- What the task requires: Produce the listing below again, exactly as shown.

- The data:
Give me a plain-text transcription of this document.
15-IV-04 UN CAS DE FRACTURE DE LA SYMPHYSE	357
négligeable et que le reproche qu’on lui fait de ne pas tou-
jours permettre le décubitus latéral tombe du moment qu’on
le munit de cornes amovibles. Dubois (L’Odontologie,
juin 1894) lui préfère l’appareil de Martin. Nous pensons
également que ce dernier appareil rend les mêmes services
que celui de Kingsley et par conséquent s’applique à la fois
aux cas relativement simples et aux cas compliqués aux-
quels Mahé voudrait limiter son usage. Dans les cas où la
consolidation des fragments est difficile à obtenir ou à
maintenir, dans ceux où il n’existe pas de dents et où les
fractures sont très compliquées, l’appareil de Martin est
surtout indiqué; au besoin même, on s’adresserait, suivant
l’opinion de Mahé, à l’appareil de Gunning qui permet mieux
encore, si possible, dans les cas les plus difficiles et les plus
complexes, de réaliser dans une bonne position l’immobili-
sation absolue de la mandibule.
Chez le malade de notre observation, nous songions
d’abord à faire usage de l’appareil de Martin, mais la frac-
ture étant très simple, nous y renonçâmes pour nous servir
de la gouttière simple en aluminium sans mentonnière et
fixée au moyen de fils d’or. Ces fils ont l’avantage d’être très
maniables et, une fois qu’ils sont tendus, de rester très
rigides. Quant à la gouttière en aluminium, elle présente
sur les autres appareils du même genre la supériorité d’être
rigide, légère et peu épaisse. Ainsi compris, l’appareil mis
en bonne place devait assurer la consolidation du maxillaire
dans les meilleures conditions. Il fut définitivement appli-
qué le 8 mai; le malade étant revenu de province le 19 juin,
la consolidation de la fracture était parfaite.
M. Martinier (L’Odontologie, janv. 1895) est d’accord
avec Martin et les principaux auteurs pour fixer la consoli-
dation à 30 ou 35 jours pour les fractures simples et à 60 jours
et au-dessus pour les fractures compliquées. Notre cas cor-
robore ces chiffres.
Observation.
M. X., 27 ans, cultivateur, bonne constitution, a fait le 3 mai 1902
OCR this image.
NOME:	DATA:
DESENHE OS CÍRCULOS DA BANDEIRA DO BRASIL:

- Complete output:
Give me a plain-text transcription of this document.
15-IV-04 UN CAS DE FRACTURE DE LA SYMPHYSE	357
négligeable et que le reproche qu’on lui fait de ne pas tou-
jours permettre le décubitus latéral tombe du moment qu’on
le munit de cornes amovibles. Dubois (L’Odontologie,
juin 1894) lui préfère l’appareil de Martin. Nous pensons
également que ce dernier appareil rend les mêmes services
que celui de Kingsley et par conséquent s’applique à la fois
aux cas relativement simples et aux cas compliqués aux-
quels Mahé voudrait limiter son usage. Dans les cas où la
consolidation des fragments est difficile à obtenir ou à
maintenir, dans ceux où il n’existe pas de dents et où les
fractures sont très compliquées, l’appareil de Martin est
surtout indiqué; au besoin même, on s’adresserait, suivant
l’opinion de Mahé, à l’appareil de Gunning qui permet mieux
encore, si possible, dans les cas les plus difficiles et les plus
complexes, de réaliser dans une bonne position l’immobili-
sation absolue de la mandibule.
Chez le malade de notre observation, nous songions
d’abord à faire usage de l’appareil de Martin, mais la frac-
ture étant très simple, nous y renonçâmes pour nous servir
de la gouttière simple en aluminium sans mentonnière et
fixée au moyen de fils d’or. Ces fils ont l’avantage d’être très
maniables et, une fois qu’ils sont tendus, de rester très
rigides. Quant à la gouttière en aluminium, elle présente
sur les autres appareils du même genre la supériorité d’être
rigide, légère et peu épaisse. Ainsi compris, l’appareil mis
en bonne place devait assurer la consolidation du maxillaire
dans les meilleures conditions. Il fut définitivement appli-
qué le 8 mai; le malade étant revenu de province le 19 juin,
la consolidation de la fracture était parfaite.
M. Martinier (L’Odontologie, janv. 1895) est d’accord
avec Martin et les principaux auteurs pour fixer la consoli-
dation à 30 ou 35 jours pour les fractures simples et à 60 jours
et au-dessus pour les fractures compliquées. Notre cas cor-
robore ces chiffres.
Observation.
M. X., 27 ans, cultivateur, bonne constitution, a fait le 3 mai 1902
OCR this image.
NOME:	DATA:
DESENHE OS CÍRCULOS DA BANDEIRA DO BRASIL:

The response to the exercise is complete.